__STATED TASK__: Can you find the lines of the listing that include "MySQL" and copy every one?

__SUPPLIED DATA__:
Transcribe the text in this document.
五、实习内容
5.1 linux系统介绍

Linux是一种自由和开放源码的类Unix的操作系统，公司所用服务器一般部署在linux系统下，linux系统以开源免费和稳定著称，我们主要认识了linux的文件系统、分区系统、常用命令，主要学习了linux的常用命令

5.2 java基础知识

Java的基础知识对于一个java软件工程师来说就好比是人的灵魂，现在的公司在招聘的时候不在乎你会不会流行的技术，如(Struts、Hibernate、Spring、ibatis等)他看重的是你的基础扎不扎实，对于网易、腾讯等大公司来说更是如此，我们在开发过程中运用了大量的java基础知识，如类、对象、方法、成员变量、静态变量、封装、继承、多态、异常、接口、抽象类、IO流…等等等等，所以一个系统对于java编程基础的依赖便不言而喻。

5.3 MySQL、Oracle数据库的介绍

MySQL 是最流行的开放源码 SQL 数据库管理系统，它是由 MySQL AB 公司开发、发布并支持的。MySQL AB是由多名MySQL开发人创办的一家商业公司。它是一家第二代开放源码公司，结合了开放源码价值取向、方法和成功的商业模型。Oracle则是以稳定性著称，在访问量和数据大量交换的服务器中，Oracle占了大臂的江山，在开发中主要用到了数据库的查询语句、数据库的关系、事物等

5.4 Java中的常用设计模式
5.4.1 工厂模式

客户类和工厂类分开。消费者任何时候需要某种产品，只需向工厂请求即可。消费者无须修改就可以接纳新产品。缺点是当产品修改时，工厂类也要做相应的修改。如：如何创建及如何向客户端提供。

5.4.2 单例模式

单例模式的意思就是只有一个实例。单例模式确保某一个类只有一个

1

__PROBLEM SOLUTION__:
5.3 MySQL、Oracle数据库的介绍
MySQL 是最流行的开放源码 SQL 数据库管理系统，它是由 MySQL AB 公司开发、发布并支持的。MySQL AB是由多名MySQL开发人创办的一家商业公司。它是一家第二代开放源码公司，结合了开放源码价值取向、方法和成功的商业模型。Oracle则是以稳定性著称，在访问量和数据大量交换的服务器中，Oracle占了大臂的江山，在开发中主要用到了数据库的查询语句、数据库的关系、事物等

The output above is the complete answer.